— start —

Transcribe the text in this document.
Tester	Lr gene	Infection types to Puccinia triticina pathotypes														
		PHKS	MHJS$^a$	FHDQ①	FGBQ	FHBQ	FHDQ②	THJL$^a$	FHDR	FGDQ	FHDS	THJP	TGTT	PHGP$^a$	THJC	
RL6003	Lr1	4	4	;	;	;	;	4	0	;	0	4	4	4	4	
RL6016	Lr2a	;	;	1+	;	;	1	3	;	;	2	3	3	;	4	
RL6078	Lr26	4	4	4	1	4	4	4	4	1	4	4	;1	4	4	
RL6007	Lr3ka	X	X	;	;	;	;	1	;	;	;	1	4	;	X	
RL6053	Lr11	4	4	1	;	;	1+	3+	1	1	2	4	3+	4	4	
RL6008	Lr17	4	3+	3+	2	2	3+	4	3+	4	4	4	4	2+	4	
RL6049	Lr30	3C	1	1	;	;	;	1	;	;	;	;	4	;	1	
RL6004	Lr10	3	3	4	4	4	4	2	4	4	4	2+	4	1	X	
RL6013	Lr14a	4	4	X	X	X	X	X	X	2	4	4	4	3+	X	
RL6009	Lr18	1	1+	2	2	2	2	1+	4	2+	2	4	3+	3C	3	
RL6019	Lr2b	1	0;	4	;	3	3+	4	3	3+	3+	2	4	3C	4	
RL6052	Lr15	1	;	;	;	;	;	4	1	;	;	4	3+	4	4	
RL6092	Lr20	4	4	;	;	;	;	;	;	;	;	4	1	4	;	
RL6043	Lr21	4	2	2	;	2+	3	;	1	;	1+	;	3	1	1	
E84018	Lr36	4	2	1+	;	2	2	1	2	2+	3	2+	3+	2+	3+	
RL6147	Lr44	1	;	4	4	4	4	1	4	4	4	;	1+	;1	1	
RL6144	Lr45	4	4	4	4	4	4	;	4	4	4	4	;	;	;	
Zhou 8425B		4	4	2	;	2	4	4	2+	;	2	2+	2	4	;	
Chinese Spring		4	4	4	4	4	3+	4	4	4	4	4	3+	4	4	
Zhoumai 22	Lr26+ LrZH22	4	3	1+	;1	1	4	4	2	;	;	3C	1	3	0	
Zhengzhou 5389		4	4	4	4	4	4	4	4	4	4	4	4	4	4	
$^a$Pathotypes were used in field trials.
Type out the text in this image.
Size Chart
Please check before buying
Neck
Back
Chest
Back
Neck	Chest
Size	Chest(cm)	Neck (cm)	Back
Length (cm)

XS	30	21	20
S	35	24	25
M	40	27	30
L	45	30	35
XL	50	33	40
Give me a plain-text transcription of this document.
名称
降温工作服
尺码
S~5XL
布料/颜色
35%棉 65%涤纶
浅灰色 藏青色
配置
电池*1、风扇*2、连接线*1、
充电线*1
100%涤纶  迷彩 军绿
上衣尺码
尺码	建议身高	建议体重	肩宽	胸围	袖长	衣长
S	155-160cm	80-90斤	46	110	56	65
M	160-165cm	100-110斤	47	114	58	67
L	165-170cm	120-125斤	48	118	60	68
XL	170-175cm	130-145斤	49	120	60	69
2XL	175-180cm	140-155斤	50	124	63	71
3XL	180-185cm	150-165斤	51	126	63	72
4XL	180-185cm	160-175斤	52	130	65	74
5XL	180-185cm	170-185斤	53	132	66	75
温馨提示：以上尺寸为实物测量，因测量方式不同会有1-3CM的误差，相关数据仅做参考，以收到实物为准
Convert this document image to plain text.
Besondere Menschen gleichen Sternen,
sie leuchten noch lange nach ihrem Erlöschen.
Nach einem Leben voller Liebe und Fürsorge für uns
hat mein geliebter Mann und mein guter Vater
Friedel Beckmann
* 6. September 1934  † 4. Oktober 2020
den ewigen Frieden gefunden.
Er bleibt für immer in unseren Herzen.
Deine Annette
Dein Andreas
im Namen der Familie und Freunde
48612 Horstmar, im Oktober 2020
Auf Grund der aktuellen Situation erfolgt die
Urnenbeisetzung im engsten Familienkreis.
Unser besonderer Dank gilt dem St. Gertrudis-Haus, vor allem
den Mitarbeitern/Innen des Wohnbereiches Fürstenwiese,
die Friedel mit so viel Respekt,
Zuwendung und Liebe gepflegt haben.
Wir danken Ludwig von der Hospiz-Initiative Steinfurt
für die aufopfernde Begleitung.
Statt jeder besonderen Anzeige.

— end —

Description of the task: From the material above, gather all lines that include the string "Liebe" and copy them.

Completed task:
Nach einem Leben voller Liebe und Fürsorge für uns
Zuwendung und Liebe gepflegt haben.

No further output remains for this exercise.